(Extracted records)
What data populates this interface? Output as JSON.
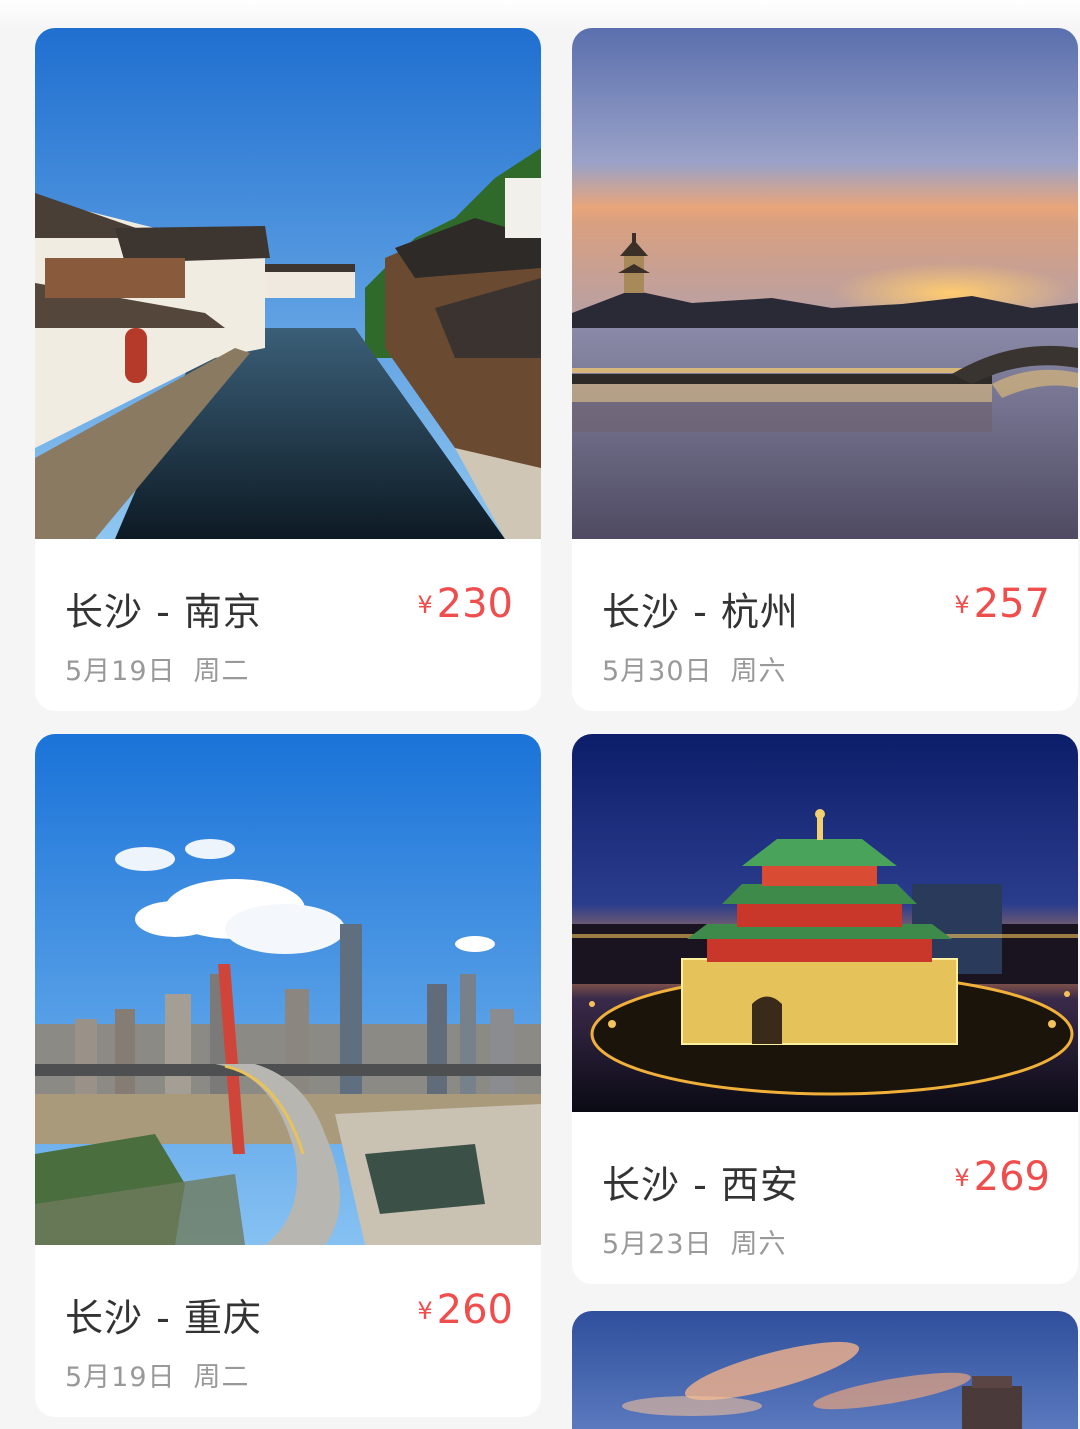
{
  "currency_symbol": "¥",
  "colors": {
    "price": "#f04d4d",
    "route_text": "#333333",
    "date_text": "#999999",
    "card_bg": "#ffffff",
    "page_bg": "#f5f5f5"
  },
  "cards": [
    {
      "route": "长沙 - 南京",
      "price": "230",
      "date": "5月19日",
      "weekday": "周二",
      "photo": "water-town-canal"
    },
    {
      "route": "长沙 - 杭州",
      "price": "257",
      "date": "5月30日",
      "weekday": "周六",
      "photo": "west-lake-sunset-pagoda"
    },
    {
      "route": "长沙 - 重庆",
      "price": "260",
      "date": "5月19日",
      "weekday": "周二",
      "photo": "city-skyline-bridge"
    },
    {
      "route": "长沙 - 西安",
      "price": "269",
      "date": "5月23日",
      "weekday": "周六",
      "photo": "bell-tower-night"
    },
    {
      "photo": "sunset-sky-tower"
    }
  ]
}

▶ _What is required_:
Copy every line in the records above that contains the word "price".

▶ _Exercise result_:
    "price": "#f04d4d",
      "price": "230",
      "price": "257",
      "price": "260",
      "price": "269",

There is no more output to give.